:: DATA SHOWN ::
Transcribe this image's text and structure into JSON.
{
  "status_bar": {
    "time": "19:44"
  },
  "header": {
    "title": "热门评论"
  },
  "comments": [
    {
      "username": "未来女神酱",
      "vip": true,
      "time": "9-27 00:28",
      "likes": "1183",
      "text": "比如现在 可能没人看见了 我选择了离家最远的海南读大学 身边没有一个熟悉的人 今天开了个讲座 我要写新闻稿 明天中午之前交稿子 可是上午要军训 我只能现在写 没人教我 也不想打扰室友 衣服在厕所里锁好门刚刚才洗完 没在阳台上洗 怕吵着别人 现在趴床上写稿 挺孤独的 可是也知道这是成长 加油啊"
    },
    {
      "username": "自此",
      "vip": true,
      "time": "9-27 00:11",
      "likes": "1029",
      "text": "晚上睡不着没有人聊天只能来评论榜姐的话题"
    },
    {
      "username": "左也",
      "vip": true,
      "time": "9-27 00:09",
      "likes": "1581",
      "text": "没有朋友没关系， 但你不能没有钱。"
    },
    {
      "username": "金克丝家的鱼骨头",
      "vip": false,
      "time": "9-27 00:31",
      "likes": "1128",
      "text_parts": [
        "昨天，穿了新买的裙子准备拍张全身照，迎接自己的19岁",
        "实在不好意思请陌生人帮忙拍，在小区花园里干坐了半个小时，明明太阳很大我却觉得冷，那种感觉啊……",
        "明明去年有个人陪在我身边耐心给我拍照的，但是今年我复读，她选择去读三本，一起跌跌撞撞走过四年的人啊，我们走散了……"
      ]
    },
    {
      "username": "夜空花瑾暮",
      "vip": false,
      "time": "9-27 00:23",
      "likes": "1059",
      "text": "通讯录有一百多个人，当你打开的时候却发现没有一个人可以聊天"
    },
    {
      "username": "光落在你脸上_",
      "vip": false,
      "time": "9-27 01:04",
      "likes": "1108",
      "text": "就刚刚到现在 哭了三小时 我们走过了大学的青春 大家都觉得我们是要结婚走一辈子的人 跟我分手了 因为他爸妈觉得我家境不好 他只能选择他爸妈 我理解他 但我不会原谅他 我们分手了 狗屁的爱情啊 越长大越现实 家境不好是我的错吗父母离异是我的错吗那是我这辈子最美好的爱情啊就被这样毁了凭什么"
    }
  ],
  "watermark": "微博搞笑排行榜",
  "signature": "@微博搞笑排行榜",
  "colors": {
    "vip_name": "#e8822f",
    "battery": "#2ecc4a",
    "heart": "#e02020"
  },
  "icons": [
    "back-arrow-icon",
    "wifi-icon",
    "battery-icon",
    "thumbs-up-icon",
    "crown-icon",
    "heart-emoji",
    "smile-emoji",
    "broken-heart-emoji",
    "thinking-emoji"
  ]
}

:: EXERCISE GOAL ::
Locate the word "likes" in the records above, and return each line that has it.

:: CORRECT OUTPUT ::
      "likes": "1183",
      "likes": "1029",
      "likes": "1581",
      "likes": "1128",
      "likes": "1059",
      "likes": "1108",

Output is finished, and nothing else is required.